(Aim of the task): All the data must come back unchanged, except that pictures are left out.
--- Begin ---
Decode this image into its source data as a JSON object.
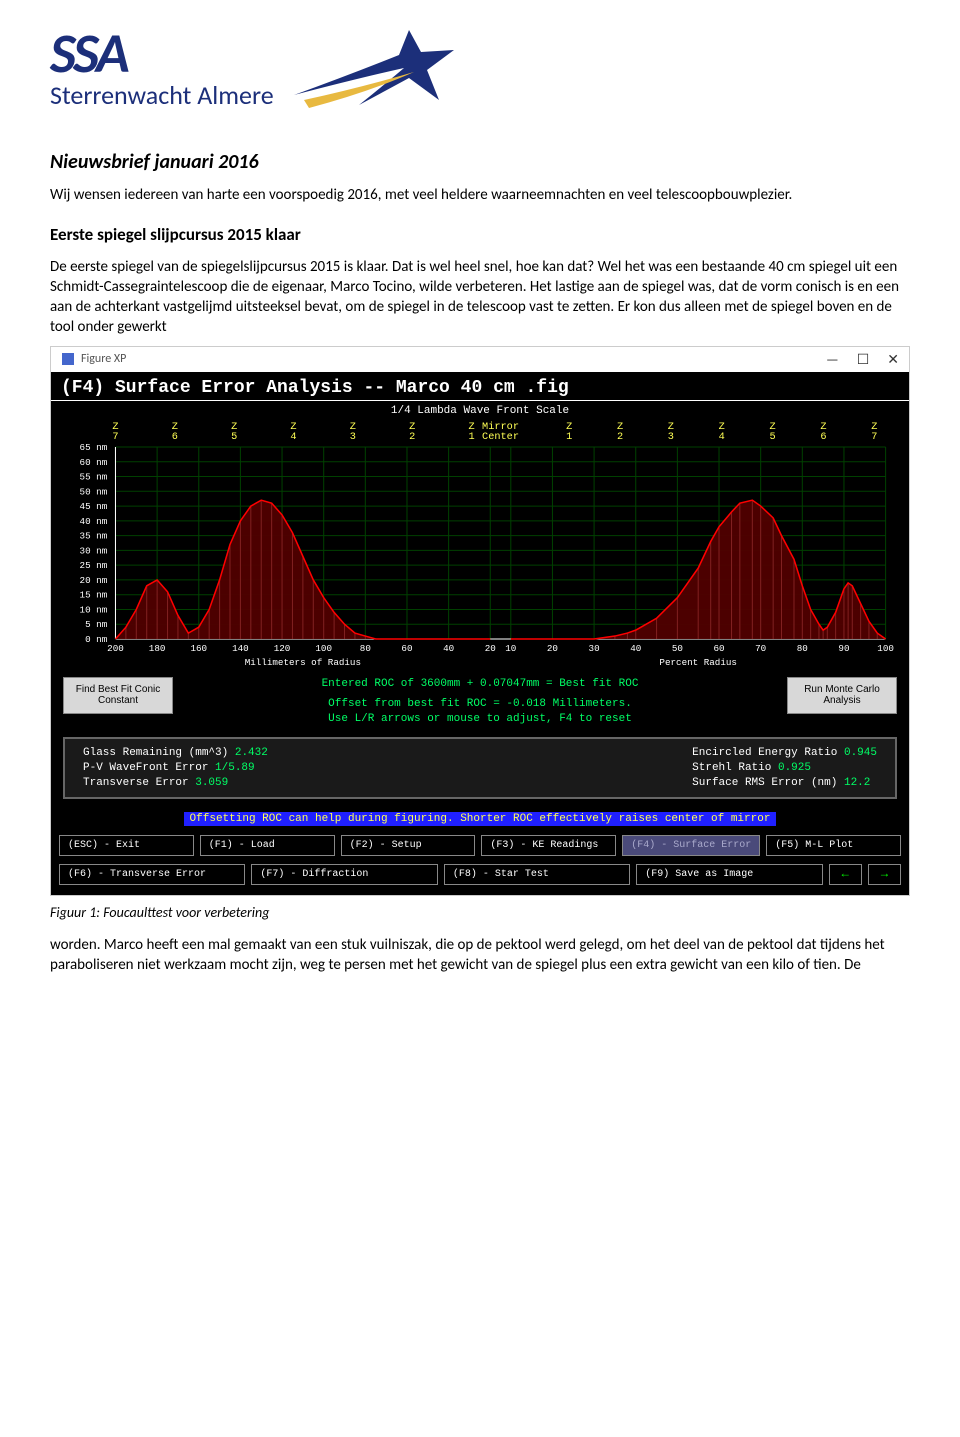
{
  "logo": {
    "acronym": "SSA",
    "full": "Sterrenwacht Almere",
    "text_color": "#1c2f7a",
    "star_color_blue": "#1c2f7a",
    "star_color_gold": "#e8b940"
  },
  "newsletter": {
    "title": "Nieuwsbrief januari 2016",
    "intro": "Wij wensen iedereen van harte een voorspoedig 2016, met veel heldere waarneemnachten en veel telescoopbouwplezier."
  },
  "section": {
    "title": "Eerste spiegel slijpcursus 2015 klaar",
    "para1": "De eerste spiegel van de spiegelslijpcursus 2015 is klaar. Dat is wel heel snel, hoe kan dat? Wel het was een bestaande 40 cm spiegel uit een Schmidt-Cassegraintelescoop die de eigenaar, Marco Tocino, wilde verbeteren. Het lastige aan de spiegel was, dat de vorm conisch is en een aan de achterkant vastgelijmd uitsteeksel bevat, om de spiegel in de telescoop vast te zetten. Er kon dus alleen met de spiegel boven en de tool onder gewerkt",
    "caption": "Figuur 1: Foucaulttest voor verbetering",
    "para2": "worden. Marco heeft een mal gemaakt van een stuk vuilniszak, die op de pektool werd gelegd, om het deel van de pektool dat tijdens het paraboliseren niet werkzaam mocht zijn, weg te persen met het gewicht van de spiegel plus een extra gewicht van een kilo of tien. De"
  },
  "figxp": {
    "window_title": "Figure XP",
    "header": "(F4) Surface Error Analysis -- Marco 40 cm .fig",
    "subtitle": "1/4 Lambda Wave Front Scale",
    "bg_color": "#000000",
    "chart": {
      "ylabel_color": "#ffff55",
      "top_labels_left": [
        "Z\n7",
        "Z\n6",
        "Z\n5",
        "Z\n4",
        "Z\n3",
        "Z\n2",
        "Z\n1"
      ],
      "top_center": "Mirror\nCenter",
      "top_labels_right": [
        "Z\n1",
        "Z\n2",
        "Z\n3",
        "Z\n4",
        "Z\n5",
        "Z\n6",
        "Z\n7"
      ],
      "y_ticks": [
        65,
        60,
        55,
        50,
        45,
        40,
        35,
        30,
        25,
        20,
        15,
        10,
        5,
        0
      ],
      "y_unit": "nm",
      "left_x_ticks": [
        200,
        180,
        160,
        140,
        120,
        100,
        80,
        60,
        40,
        20
      ],
      "right_x_ticks": [
        10,
        20,
        30,
        40,
        50,
        60,
        70,
        80,
        90,
        100
      ],
      "left_x_caption": "Millimeters of Radius",
      "right_x_caption": "Percent Radius",
      "curve_color": "#ff0000",
      "fill_color": "#500000",
      "hatch_color": "#802020",
      "curve_points_mm": [
        [
          200,
          0
        ],
        [
          195,
          4
        ],
        [
          190,
          10
        ],
        [
          185,
          18
        ],
        [
          180,
          20
        ],
        [
          175,
          16
        ],
        [
          170,
          8
        ],
        [
          165,
          2
        ],
        [
          160,
          4
        ],
        [
          155,
          10
        ],
        [
          150,
          20
        ],
        [
          145,
          32
        ],
        [
          140,
          40
        ],
        [
          135,
          45
        ],
        [
          130,
          47
        ],
        [
          125,
          46
        ],
        [
          120,
          42
        ],
        [
          115,
          36
        ],
        [
          110,
          28
        ],
        [
          105,
          20
        ],
        [
          100,
          14
        ],
        [
          95,
          9
        ],
        [
          90,
          5
        ],
        [
          85,
          2
        ],
        [
          80,
          1
        ],
        [
          75,
          0
        ],
        [
          70,
          0
        ],
        [
          65,
          0
        ],
        [
          60,
          0
        ],
        [
          55,
          0
        ],
        [
          50,
          0
        ],
        [
          45,
          0
        ],
        [
          40,
          0
        ],
        [
          35,
          0
        ],
        [
          30,
          0
        ],
        [
          25,
          0
        ],
        [
          20,
          0
        ]
      ],
      "curve_points_pct": [
        [
          10,
          0
        ],
        [
          12,
          0
        ],
        [
          15,
          0
        ],
        [
          18,
          0
        ],
        [
          20,
          0
        ],
        [
          25,
          0
        ],
        [
          30,
          0
        ],
        [
          35,
          1
        ],
        [
          38,
          2
        ],
        [
          40,
          3
        ],
        [
          45,
          7
        ],
        [
          50,
          14
        ],
        [
          55,
          24
        ],
        [
          58,
          33
        ],
        [
          60,
          38
        ],
        [
          63,
          43
        ],
        [
          65,
          46
        ],
        [
          68,
          47
        ],
        [
          70,
          45
        ],
        [
          73,
          41
        ],
        [
          75,
          35
        ],
        [
          78,
          27
        ],
        [
          80,
          18
        ],
        [
          82,
          10
        ],
        [
          84,
          5
        ],
        [
          85,
          3
        ],
        [
          86,
          4
        ],
        [
          88,
          9
        ],
        [
          90,
          17
        ],
        [
          91,
          19
        ],
        [
          92,
          18
        ],
        [
          94,
          12
        ],
        [
          96,
          6
        ],
        [
          98,
          2
        ],
        [
          100,
          0
        ]
      ]
    },
    "mid": {
      "left_btn": "Find Best Fit Conic Constant",
      "right_btn": "Run Monte Carlo Analysis",
      "line1": "Entered ROC of 3600mm + 0.07047mm = Best fit ROC",
      "line2": "Offset from best fit ROC = -0.018 Millimeters.",
      "line3": "Use L/R arrows or mouse to adjust, F4 to reset",
      "text_color": "#00ff66"
    },
    "stats": {
      "left": [
        {
          "label": "Glass Remaining (mm^3)",
          "value": "2.432"
        },
        {
          "label": "P-V WaveFront Error",
          "value": "1/5.89"
        },
        {
          "label": "Transverse Error",
          "value": "3.059"
        }
      ],
      "right": [
        {
          "label": "Encircled Energy Ratio",
          "value": "0.945"
        },
        {
          "label": "Strehl Ratio",
          "value": "0.925"
        },
        {
          "label": "Surface RMS Error (nm)",
          "value": "12.2"
        }
      ]
    },
    "offset_note": "Offsetting ROC can help during figuring. Shorter ROC effectively raises center of mirror",
    "fn_row1": [
      {
        "label": "(ESC) - Exit",
        "active": false
      },
      {
        "label": "(F1) - Load",
        "active": false
      },
      {
        "label": "(F2) - Setup",
        "active": false
      },
      {
        "label": "(F3) - KE Readings",
        "active": false
      },
      {
        "label": "(F4) - Surface Error",
        "active": true
      },
      {
        "label": "(F5) M-L Plot",
        "active": false
      }
    ],
    "fn_row2": [
      {
        "label": "(F6) - Transverse Error",
        "active": false
      },
      {
        "label": "(F7) - Diffraction",
        "active": false
      },
      {
        "label": "(F8) - Star Test",
        "active": false
      },
      {
        "label": "(F9) Save as Image",
        "active": false
      }
    ],
    "arrows": {
      "left": "←",
      "right": "→"
    }
  }
}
--- End ---
(Solved exercise):
Decode this image into its source data as a JSON object.
{
  "logo": {
    "acronym": "SSA",
    "full": "Sterrenwacht Almere",
    "text_color": "#1c2f7a",
    "star_color_blue": "#1c2f7a",
    "star_color_gold": "#e8b940"
  },
  "newsletter": {
    "title": "Nieuwsbrief januari 2016",
    "intro": "Wij wensen iedereen van harte een voorspoedig 2016, met veel heldere waarneemnachten en veel telescoopbouwplezier."
  },
  "section": {
    "title": "Eerste spiegel slijpcursus 2015 klaar",
    "para1": "De eerste spiegel van de spiegelslijpcursus 2015 is klaar. Dat is wel heel snel, hoe kan dat? Wel het was een bestaande 40 cm spiegel uit een Schmidt-Cassegraintelescoop die de eigenaar, Marco Tocino, wilde verbeteren. Het lastige aan de spiegel was, dat de vorm conisch is en een aan de achterkant vastgelijmd uitsteeksel bevat, om de spiegel in de telescoop vast te zetten. Er kon dus alleen met de spiegel boven en de tool onder gewerkt",
    "caption": "Figuur 1: Foucaulttest voor verbetering",
    "para2": "worden. Marco heeft een mal gemaakt van een stuk vuilniszak, die op de pektool werd gelegd, om het deel van de pektool dat tijdens het paraboliseren niet werkzaam mocht zijn, weg te persen met het gewicht van de spiegel plus een extra gewicht van een kilo of tien. De"
  },
  "figxp": {
    "window_title": "Figure XP",
    "header": "(F4) Surface Error Analysis -- Marco 40 cm .fig",
    "subtitle": "1/4 Lambda Wave Front Scale",
    "bg_color": "#000000",
    "chart": {
      "ylabel_color": "#ffff55",
      "top_labels_left": [
        "Z\n7",
        "Z\n6",
        "Z\n5",
        "Z\n4",
        "Z\n3",
        "Z\n2",
        "Z\n1"
      ],
      "top_center": "Mirror\nCenter",
      "top_labels_right": [
        "Z\n1",
        "Z\n2",
        "Z\n3",
        "Z\n4",
        "Z\n5",
        "Z\n6",
        "Z\n7"
      ],
      "y_ticks": [
        65,
        60,
        55,
        50,
        45,
        40,
        35,
        30,
        25,
        20,
        15,
        10,
        5,
        0
      ],
      "y_unit": "nm",
      "left_x_ticks": [
        200,
        180,
        160,
        140,
        120,
        100,
        80,
        60,
        40,
        20
      ],
      "right_x_ticks": [
        10,
        20,
        30,
        40,
        50,
        60,
        70,
        80,
        90,
        100
      ],
      "left_x_caption": "Millimeters of Radius",
      "right_x_caption": "Percent Radius",
      "curve_color": "#ff0000",
      "fill_color": "#500000",
      "hatch_color": "#802020",
      "curve_points_mm": [
        [
          200,
          0
        ],
        [
          195,
          4
        ],
        [
          190,
          10
        ],
        [
          185,
          18
        ],
        [
          180,
          20
        ],
        [
          175,
          16
        ],
        [
          170,
          8
        ],
        [
          165,
          2
        ],
        [
          160,
          4
        ],
        [
          155,
          10
        ],
        [
          150,
          20
        ],
        [
          145,
          32
        ],
        [
          140,
          40
        ],
        [
          135,
          45
        ],
        [
          130,
          47
        ],
        [
          125,
          46
        ],
        [
          120,
          42
        ],
        [
          115,
          36
        ],
        [
          110,
          28
        ],
        [
          105,
          20
        ],
        [
          100,
          14
        ],
        [
          95,
          9
        ],
        [
          90,
          5
        ],
        [
          85,
          2
        ],
        [
          80,
          1
        ],
        [
          75,
          0
        ],
        [
          70,
          0
        ],
        [
          65,
          0
        ],
        [
          60,
          0
        ],
        [
          55,
          0
        ],
        [
          50,
          0
        ],
        [
          45,
          0
        ],
        [
          40,
          0
        ],
        [
          35,
          0
        ],
        [
          30,
          0
        ],
        [
          25,
          0
        ],
        [
          20,
          0
        ]
      ],
      "curve_points_pct": [
        [
          10,
          0
        ],
        [
          12,
          0
        ],
        [
          15,
          0
        ],
        [
          18,
          0
        ],
        [
          20,
          0
        ],
        [
          25,
          0
        ],
        [
          30,
          0
        ],
        [
          35,
          1
        ],
        [
          38,
          2
        ],
        [
          40,
          3
        ],
        [
          45,
          7
        ],
        [
          50,
          14
        ],
        [
          55,
          24
        ],
        [
          58,
          33
        ],
        [
          60,
          38
        ],
        [
          63,
          43
        ],
        [
          65,
          46
        ],
        [
          68,
          47
        ],
        [
          70,
          45
        ],
        [
          73,
          41
        ],
        [
          75,
          35
        ],
        [
          78,
          27
        ],
        [
          80,
          18
        ],
        [
          82,
          10
        ],
        [
          84,
          5
        ],
        [
          85,
          3
        ],
        [
          86,
          4
        ],
        [
          88,
          9
        ],
        [
          90,
          17
        ],
        [
          91,
          19
        ],
        [
          92,
          18
        ],
        [
          94,
          12
        ],
        [
          96,
          6
        ],
        [
          98,
          2
        ],
        [
          100,
          0
        ]
      ]
    },
    "mid": {
      "left_btn": "Find Best Fit Conic Constant",
      "right_btn": "Run Monte Carlo Analysis",
      "line1": "Entered ROC of 3600mm + 0.07047mm = Best fit ROC",
      "line2": "Offset from best fit ROC = -0.018 Millimeters.",
      "line3": "Use L/R arrows or mouse to adjust, F4 to reset",
      "text_color": "#00ff66"
    },
    "stats": {
      "left": [
        {
          "label": "Glass Remaining (mm^3)",
          "value": "2.432"
        },
        {
          "label": "P-V WaveFront Error",
          "value": "1/5.89"
        },
        {
          "label": "Transverse Error",
          "value": "3.059"
        }
      ],
      "right": [
        {
          "label": "Encircled Energy Ratio",
          "value": "0.945"
        },
        {
          "label": "Strehl Ratio",
          "value": "0.925"
        },
        {
          "label": "Surface RMS Error (nm)",
          "value": "12.2"
        }
      ]
    },
    "offset_note": "Offsetting ROC can help during figuring. Shorter ROC effectively raises center of mirror",
    "fn_row1": [
      {
        "label": "(ESC) - Exit",
        "active": false
      },
      {
        "label": "(F1) - Load",
        "active": false
      },
      {
        "label": "(F2) - Setup",
        "active": false
      },
      {
        "label": "(F3) - KE Readings",
        "active": false
      },
      {
        "label": "(F4) - Surface Error",
        "active": true
      },
      {
        "label": "(F5) M-L Plot",
        "active": false
      }
    ],
    "fn_row2": [
      {
        "label": "(F6) - Transverse Error",
        "active": false
      },
      {
        "label": "(F7) - Diffraction",
        "active": false
      },
      {
        "label": "(F8) - Star Test",
        "active": false
      },
      {
        "label": "(F9) Save as Image",
        "active": false
      }
    ],
    "arrows": {
      "left": "←",
      "right": "→"
    }
  }
}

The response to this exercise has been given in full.